■ DOCUMENT EXCERPT:
# How do you factor  x^3 - 1?

Dec 15, 2017

#### Explanation:

I want to expand upon an idea expressed in the prior answer

The idea of:

$\frac{{x}^{n} - 1}{x - 1} = {\sum}_{r = 1}^{n} {x}^{n - r}$

or not in sigma notation:

$\frac{{x}^{n} - 1}{x - 1} = {x}^{n - 1} + {x}^{n - 2} + \ldots + x + 1$

We can prove this via induction:

Basis case :

$\implies n = 1$

$L H S : \frac{{x}^{1} - 1}{x - 1} = 1$

$R H S : {x}^{1 - 1} = {x}^{0} = 1$

Hence basis case holds

Induction:

Assume $n = k$ holds:

$\frac{{x}^{k} - 1}{x - 1} = {\sum}_{r = 1}^{k} {x}^{k - r}$

$n = k + 1$:

${\sum}_{r = 1}^{k + 1} {x}^{k + 1 - r} = \left({\sum}_{r = 1}^{k} {x}^{k + 1 - r}\right) + 1$

$= x \cdot \left({\sum}_{r = 1}^{k} {x}^{k - r}\right) + 1$

$= x \cdot \left(\frac{{x}^{k} - 1}{x - 1}\right) + 1$

$= \frac{{x}^{k + 1} - x}{x - 1} + 1$

$= \frac{{x}^{k + 1} - x}{x - 1} + \frac{x - 1}{x - 1}$

$= \frac{{x}^{k + 1} - 1}{x - 1}$

Hence this is also what we yield when plugging directly into formula:

Hence holds for all $k \in {\mathbb{Z}}^{+}$ and all $k + 1 \in {\mathbb{Z}}^{+}$ so holds for all $n \in {\mathbb{Z}}^{+}$

$\implies$ Proven by mathematical induction

I thought this was a nice idea to consider!

Dec 30, 2017

$\left(x - 1\right) \left({x}^{2} + x + 1\right)$

#### Explanation:

${x}^{3} - 1 \text{ is a "color(blue)"difference of cubes}$

•color(white)(x)a^3-b^3=(a-b)(a^2+ab+b^2)

$\text{here "a=x" and } b = 1$

$\Rightarrow {x}^{3} - 1 = \left(x - 1\right) \left({x}^{2} + x + 1\right)$

■ DIRECTIVES:
(1) In the factoring thread, rewrite the stretch from "I thought this" through "b)(a^2+ab+b^2)", replacing "nice" with "useful".
(2) In the factoring thread, what method is used to prove the formula for (x^n - 1)/(x - 1)?

■ GIVEN INFORMATION:
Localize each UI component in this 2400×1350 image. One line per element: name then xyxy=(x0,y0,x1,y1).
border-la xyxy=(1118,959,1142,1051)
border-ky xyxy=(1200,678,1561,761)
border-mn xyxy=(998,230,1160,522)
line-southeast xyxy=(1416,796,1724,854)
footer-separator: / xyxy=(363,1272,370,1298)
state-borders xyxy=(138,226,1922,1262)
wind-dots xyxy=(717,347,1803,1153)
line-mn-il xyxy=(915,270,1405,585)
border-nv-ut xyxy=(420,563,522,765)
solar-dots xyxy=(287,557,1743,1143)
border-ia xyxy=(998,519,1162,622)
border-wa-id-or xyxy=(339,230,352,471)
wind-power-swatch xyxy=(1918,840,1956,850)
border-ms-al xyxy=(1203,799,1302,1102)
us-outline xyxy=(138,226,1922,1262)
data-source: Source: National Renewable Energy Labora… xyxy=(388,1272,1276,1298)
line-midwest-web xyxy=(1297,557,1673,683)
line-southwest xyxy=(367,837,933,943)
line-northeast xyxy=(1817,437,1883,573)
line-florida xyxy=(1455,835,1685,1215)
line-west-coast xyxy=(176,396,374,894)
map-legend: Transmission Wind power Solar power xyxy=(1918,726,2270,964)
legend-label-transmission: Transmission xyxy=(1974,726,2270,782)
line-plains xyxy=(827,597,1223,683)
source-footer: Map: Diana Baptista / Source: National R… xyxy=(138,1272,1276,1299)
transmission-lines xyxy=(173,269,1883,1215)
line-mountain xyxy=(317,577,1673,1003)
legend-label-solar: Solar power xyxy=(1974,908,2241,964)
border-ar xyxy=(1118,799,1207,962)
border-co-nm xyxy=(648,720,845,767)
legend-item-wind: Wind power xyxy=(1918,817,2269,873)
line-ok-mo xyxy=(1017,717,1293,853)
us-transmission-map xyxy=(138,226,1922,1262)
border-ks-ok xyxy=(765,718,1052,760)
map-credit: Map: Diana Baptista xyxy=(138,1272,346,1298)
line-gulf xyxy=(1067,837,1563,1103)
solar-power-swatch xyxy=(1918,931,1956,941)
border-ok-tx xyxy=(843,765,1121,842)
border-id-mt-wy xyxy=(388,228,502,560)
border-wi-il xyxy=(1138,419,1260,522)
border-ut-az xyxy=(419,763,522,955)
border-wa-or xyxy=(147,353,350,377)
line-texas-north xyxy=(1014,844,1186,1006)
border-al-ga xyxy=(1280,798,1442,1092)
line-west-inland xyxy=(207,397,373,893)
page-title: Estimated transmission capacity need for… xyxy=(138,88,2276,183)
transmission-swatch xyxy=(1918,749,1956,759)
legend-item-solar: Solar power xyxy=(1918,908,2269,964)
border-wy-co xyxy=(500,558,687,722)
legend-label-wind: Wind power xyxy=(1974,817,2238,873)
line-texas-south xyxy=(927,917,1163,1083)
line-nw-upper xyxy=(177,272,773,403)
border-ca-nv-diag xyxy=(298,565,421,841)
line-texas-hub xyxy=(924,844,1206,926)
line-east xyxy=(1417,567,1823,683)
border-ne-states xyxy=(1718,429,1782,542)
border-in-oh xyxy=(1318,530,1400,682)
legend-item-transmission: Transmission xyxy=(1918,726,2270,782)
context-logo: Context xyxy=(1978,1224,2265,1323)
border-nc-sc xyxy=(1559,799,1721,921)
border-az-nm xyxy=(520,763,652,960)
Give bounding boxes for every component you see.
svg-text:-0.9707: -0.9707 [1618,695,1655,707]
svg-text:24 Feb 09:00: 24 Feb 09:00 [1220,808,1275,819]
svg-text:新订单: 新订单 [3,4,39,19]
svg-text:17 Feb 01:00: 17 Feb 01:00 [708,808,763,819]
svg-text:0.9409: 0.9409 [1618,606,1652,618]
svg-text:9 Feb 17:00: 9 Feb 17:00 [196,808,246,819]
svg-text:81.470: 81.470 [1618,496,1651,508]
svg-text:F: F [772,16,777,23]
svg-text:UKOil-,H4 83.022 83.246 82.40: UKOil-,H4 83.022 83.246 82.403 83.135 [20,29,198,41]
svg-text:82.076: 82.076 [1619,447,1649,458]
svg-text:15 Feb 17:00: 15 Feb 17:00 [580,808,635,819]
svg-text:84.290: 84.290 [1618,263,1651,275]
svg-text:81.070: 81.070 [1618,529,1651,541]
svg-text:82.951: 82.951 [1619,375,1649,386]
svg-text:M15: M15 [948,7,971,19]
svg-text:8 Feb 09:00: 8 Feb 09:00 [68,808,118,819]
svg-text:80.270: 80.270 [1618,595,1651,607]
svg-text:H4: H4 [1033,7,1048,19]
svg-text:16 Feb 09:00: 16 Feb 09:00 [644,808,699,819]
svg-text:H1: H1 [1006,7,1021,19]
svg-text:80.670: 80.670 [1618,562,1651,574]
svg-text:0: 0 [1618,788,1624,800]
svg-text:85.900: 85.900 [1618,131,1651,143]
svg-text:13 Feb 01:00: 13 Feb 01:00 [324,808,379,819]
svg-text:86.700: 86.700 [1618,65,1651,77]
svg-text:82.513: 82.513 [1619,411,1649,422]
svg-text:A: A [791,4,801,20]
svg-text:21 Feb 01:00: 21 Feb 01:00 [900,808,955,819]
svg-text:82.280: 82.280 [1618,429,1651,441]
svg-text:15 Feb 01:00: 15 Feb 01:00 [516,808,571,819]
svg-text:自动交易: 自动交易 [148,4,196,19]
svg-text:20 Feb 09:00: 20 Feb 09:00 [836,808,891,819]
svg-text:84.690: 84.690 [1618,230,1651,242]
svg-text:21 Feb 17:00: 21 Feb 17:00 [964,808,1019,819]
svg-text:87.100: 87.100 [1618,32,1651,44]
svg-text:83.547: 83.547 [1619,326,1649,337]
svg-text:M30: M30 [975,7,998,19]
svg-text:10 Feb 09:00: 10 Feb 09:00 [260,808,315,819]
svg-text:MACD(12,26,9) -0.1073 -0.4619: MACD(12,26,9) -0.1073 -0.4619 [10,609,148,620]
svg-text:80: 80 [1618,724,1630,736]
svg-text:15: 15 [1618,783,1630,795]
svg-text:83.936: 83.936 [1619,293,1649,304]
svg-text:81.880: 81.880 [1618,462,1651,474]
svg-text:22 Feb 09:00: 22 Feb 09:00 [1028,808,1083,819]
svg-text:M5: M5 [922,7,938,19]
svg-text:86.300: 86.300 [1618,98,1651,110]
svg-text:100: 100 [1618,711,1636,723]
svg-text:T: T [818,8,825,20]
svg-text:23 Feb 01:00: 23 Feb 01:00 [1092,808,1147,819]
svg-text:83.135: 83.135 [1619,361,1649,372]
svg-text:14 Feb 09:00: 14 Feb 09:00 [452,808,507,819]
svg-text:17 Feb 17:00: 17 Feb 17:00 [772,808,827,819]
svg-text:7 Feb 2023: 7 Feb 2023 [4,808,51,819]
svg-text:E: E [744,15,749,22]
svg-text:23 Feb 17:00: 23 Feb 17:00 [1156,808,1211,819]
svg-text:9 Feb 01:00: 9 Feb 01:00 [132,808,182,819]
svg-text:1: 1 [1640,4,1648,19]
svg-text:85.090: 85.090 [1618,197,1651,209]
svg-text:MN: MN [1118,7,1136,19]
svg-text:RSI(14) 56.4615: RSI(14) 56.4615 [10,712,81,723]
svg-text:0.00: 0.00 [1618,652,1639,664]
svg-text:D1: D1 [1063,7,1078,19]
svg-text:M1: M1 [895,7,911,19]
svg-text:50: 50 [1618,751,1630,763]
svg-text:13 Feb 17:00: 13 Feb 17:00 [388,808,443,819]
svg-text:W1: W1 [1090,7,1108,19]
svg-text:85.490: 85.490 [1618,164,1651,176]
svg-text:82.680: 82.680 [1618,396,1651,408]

■ SOLUTIONS FOR EACH TASK:
(1)
I thought this was a useful idea to consider!

Dec 30, 2017

$\left(x - 1\right) \left({x}^{2} + x + 1\right)$

#### Explanation:

${x}^{3} - 1 \text{ is a "color(blue)"difference of cubes}$

•color(white)(x)a^3-b^3=(a-b)(a^2+ab+b^2)

(2) Mathematical induction.